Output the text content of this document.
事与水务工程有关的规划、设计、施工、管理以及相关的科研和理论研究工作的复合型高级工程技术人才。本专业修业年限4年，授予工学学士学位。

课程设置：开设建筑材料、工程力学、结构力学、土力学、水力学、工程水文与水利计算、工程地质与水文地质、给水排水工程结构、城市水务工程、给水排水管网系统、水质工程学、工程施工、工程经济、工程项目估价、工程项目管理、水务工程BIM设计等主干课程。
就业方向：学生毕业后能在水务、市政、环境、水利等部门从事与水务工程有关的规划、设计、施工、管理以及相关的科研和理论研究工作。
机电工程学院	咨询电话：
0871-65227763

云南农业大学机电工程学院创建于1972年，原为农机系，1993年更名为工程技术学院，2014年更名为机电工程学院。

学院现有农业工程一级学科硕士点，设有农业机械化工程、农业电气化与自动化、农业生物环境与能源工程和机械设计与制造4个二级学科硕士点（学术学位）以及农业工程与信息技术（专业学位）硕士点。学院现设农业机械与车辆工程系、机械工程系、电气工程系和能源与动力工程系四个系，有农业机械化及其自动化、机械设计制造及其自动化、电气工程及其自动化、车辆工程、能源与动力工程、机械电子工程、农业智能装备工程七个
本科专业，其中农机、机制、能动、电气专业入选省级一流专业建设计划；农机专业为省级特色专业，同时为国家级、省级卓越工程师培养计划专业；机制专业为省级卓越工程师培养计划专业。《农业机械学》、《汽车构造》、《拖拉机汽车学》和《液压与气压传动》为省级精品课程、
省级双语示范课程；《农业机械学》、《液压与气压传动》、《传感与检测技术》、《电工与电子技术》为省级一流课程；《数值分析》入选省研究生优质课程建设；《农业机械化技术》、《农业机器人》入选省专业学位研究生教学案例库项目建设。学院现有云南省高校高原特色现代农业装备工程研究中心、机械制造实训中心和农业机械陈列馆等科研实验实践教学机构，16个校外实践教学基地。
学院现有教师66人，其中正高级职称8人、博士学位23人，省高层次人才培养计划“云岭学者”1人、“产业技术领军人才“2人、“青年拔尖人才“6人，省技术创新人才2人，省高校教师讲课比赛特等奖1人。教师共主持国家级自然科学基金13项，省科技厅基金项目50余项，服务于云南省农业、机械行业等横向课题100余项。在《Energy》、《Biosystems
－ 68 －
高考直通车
+ + + +
## Given task
Copy the material above back out, exactly as written.

## Completed task
Output the text content of this document.
事与水务工程有关的规划、设计、施工、管理以及相关的科研和理论研究工作的复合型高级工程技术人才。本专业修业年限4年，授予工学学士学位。

课程设置：开设建筑材料、工程力学、结构力学、土力学、水力学、工程水文与水利计算、工程地质与水文地质、给水排水工程结构、城市水务工程、给水排水管网系统、水质工程学、工程施工、工程经济、工程项目估价、工程项目管理、水务工程BIM设计等主干课程。
就业方向：学生毕业后能在水务、市政、环境、水利等部门从事与水务工程有关的规划、设计、施工、管理以及相关的科研和理论研究工作。
机电工程学院	咨询电话：
0871-65227763

云南农业大学机电工程学院创建于1972年，原为农机系，1993年更名为工程技术学院，2014年更名为机电工程学院。

学院现有农业工程一级学科硕士点，设有农业机械化工程、农业电气化与自动化、农业生物环境与能源工程和机械设计与制造4个二级学科硕士点（学术学位）以及农业工程与信息技术（专业学位）硕士点。学院现设农业机械与车辆工程系、机械工程系、电气工程系和能源与动力工程系四个系，有农业机械化及其自动化、机械设计制造及其自动化、电气工程及其自动化、车辆工程、能源与动力工程、机械电子工程、农业智能装备工程七个
本科专业，其中农机、机制、能动、电气专业入选省级一流专业建设计划；农机专业为省级特色专业，同时为国家级、省级卓越工程师培养计划专业；机制专业为省级卓越工程师培养计划专业。《农业机械学》、《汽车构造》、《拖拉机汽车学》和《液压与气压传动》为省级精品课程、
省级双语示范课程；《农业机械学》、《液压与气压传动》、《传感与检测技术》、《电工与电子技术》为省级一流课程；《数值分析》入选省研究生优质课程建设；《农业机械化技术》、《农业机器人》入选省专业学位研究生教学案例库项目建设。学院现有云南省高校高原特色现代农业装备工程研究中心、机械制造实训中心和农业机械陈列馆等科研实验实践教学机构，16个校外实践教学基地。
学院现有教师66人，其中正高级职称8人、博士学位23人，省高层次人才培养计划“云岭学者”1人、“产业技术领军人才“2人、“青年拔尖人才“6人，省技术创新人才2人，省高校教师讲课比赛特等奖1人。教师共主持国家级自然科学基金13项，省科技厅基金项目50余项，服务于云南省农业、机械行业等横向课题100余项。在《Energy》、《Biosystems
－ 68 －
高考直通车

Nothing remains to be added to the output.